* START *

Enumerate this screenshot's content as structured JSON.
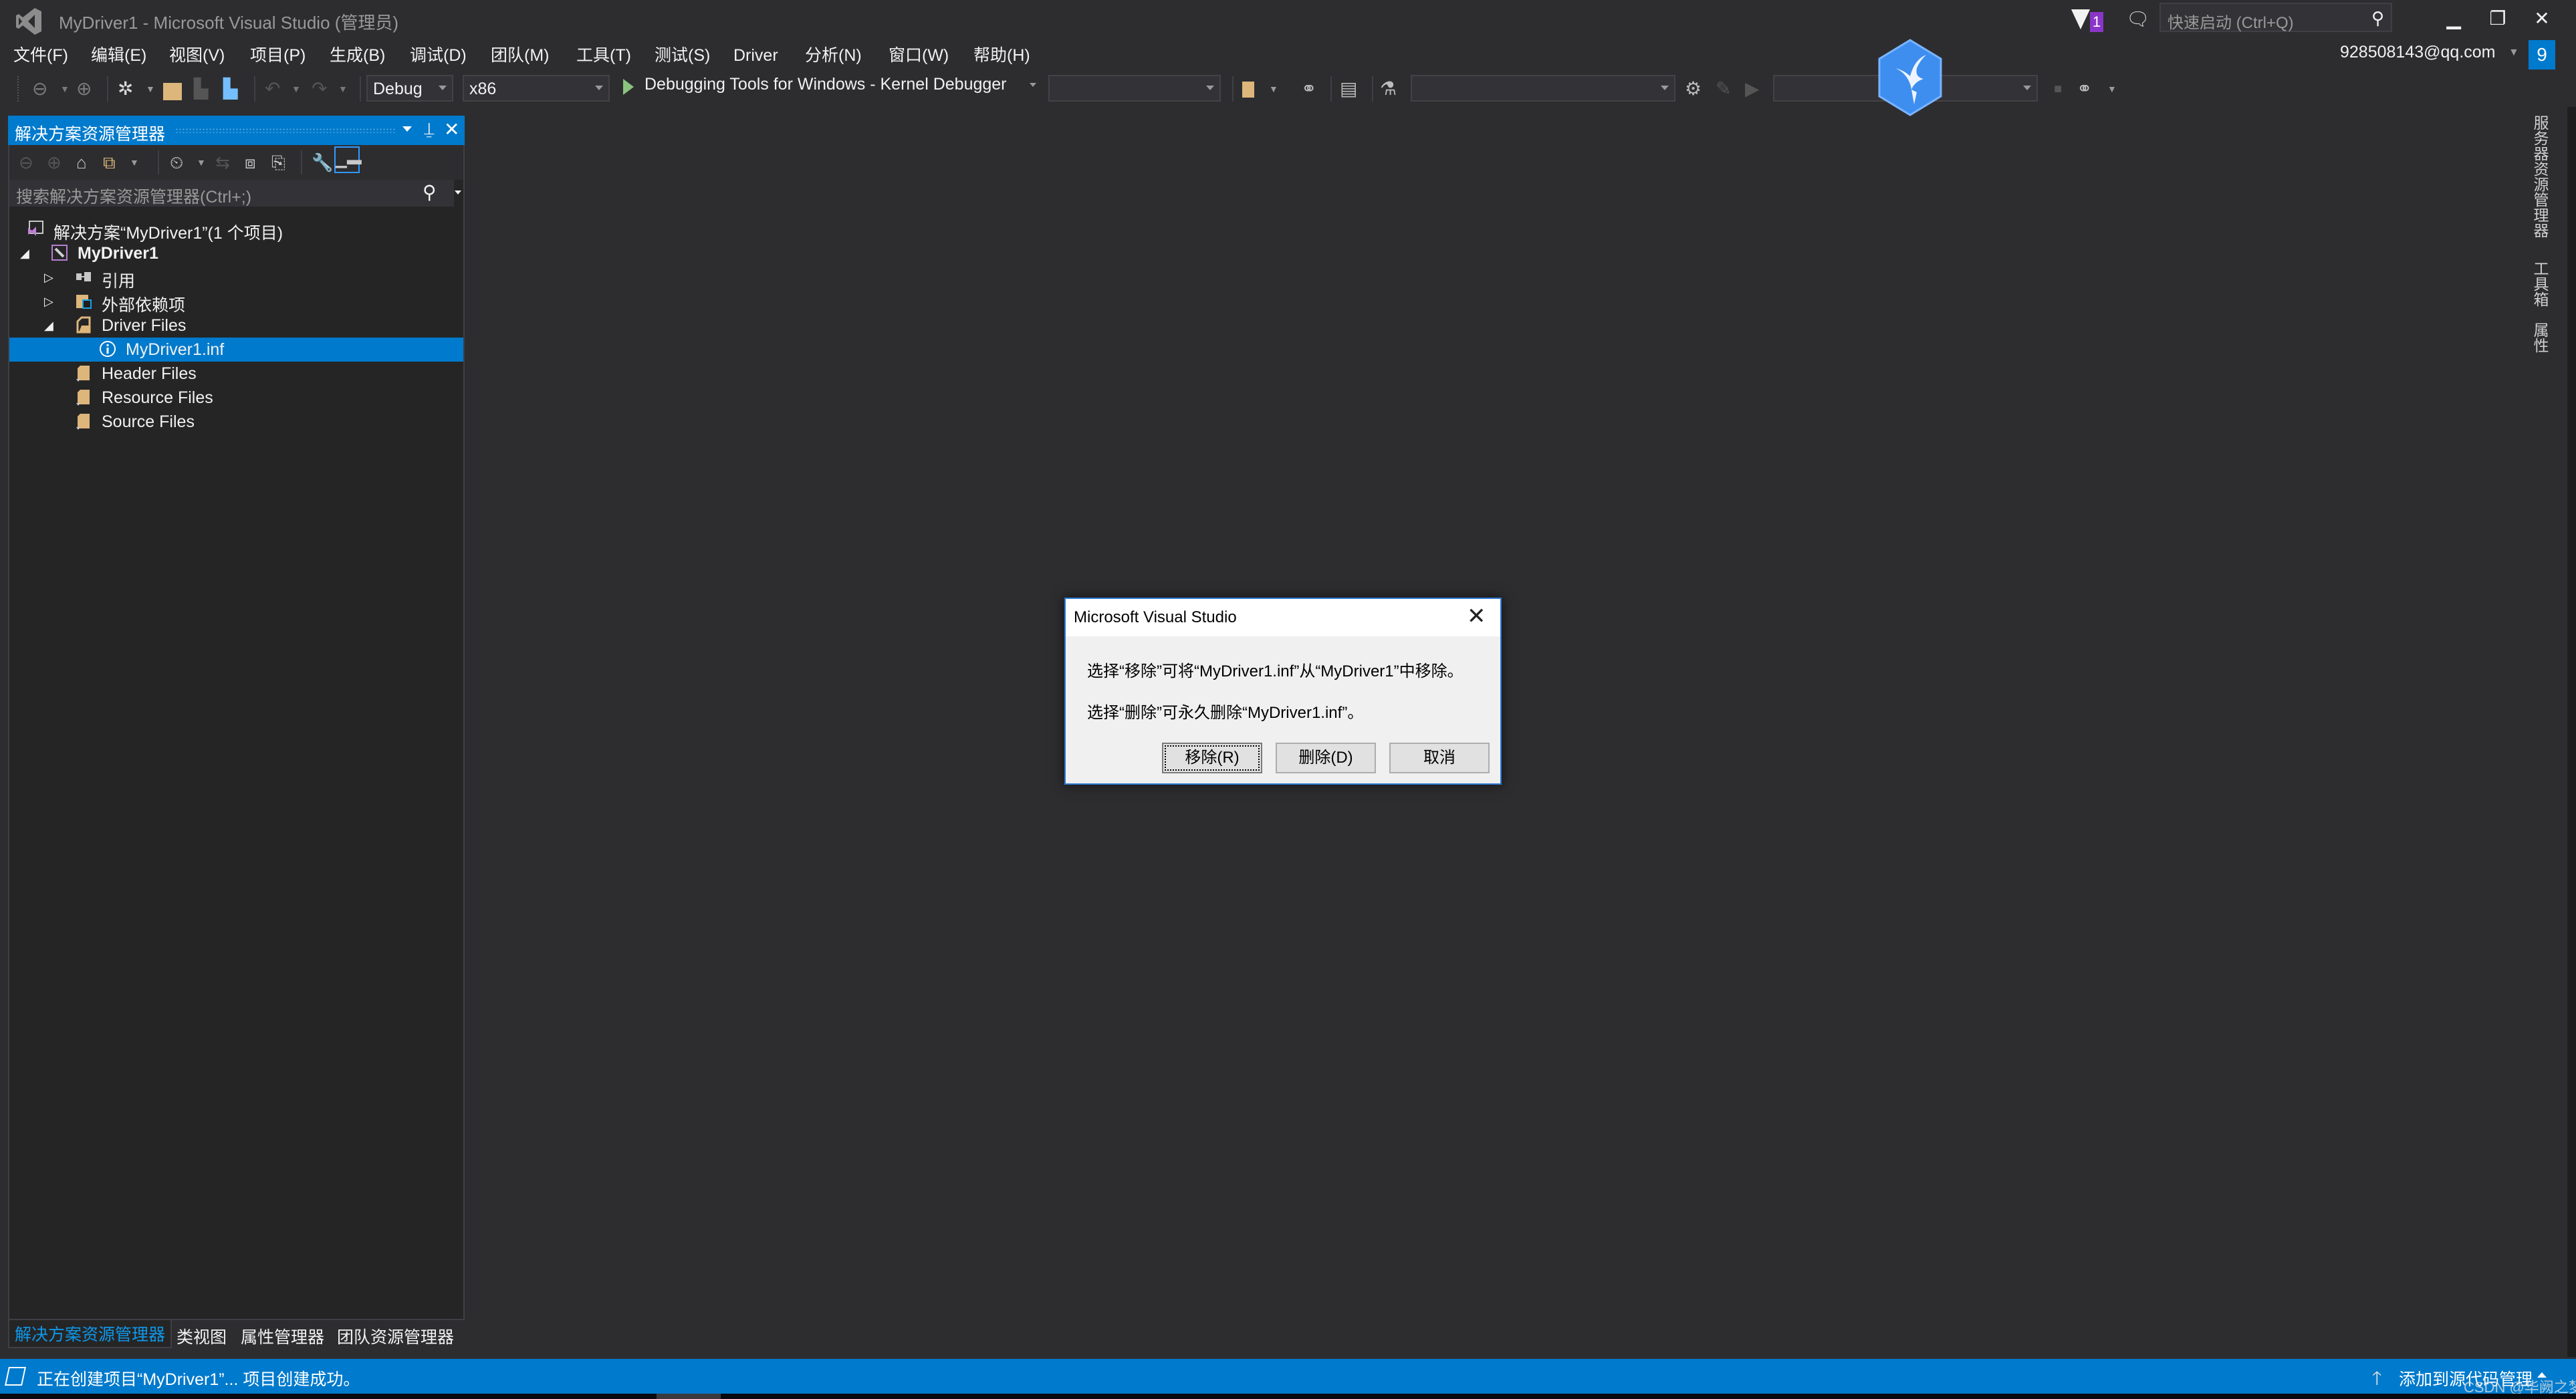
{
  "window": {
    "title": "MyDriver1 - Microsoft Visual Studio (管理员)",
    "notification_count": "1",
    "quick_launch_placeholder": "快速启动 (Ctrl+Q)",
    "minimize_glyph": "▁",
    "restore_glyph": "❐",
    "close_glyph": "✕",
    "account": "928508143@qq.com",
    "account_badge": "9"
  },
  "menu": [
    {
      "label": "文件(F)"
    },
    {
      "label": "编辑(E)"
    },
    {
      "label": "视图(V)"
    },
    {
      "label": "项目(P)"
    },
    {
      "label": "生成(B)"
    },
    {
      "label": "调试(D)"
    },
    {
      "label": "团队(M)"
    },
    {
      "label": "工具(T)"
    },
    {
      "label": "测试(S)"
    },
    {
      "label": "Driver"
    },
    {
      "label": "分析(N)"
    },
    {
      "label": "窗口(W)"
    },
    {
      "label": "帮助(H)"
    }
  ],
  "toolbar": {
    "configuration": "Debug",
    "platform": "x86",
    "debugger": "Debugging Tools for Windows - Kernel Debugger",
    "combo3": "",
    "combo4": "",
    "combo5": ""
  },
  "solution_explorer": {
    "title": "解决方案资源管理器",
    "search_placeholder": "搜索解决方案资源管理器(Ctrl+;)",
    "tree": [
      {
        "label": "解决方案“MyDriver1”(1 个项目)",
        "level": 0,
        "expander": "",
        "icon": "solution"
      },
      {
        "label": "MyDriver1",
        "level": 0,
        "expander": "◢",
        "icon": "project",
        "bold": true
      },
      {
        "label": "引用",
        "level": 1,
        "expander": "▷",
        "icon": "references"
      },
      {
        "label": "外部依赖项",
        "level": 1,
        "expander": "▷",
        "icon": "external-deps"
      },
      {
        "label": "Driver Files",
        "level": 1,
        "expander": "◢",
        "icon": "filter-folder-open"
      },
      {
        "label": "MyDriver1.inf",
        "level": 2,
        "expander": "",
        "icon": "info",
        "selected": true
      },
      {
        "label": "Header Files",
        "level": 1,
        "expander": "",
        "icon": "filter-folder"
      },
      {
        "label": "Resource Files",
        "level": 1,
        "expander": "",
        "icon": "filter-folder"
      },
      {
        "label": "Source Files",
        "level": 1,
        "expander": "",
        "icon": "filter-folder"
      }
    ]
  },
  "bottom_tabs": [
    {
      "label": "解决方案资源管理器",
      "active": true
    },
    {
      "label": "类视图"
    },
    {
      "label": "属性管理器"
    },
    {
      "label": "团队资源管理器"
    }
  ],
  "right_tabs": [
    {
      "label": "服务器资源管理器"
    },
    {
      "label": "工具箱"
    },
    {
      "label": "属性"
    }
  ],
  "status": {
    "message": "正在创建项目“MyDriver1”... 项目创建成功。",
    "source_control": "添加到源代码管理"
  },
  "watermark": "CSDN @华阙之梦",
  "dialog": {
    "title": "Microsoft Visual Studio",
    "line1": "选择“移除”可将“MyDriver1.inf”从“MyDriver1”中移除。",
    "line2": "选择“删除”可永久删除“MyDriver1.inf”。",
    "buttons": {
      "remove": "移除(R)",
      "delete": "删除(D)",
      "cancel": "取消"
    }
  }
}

* END *

- Exercise details: Where a line above contains the word "Visual", copy that line.

- Task solution:
    "title": "MyDriver1 - Microsoft Visual Studio (管理员)",
    "title": "Microsoft Visual Studio",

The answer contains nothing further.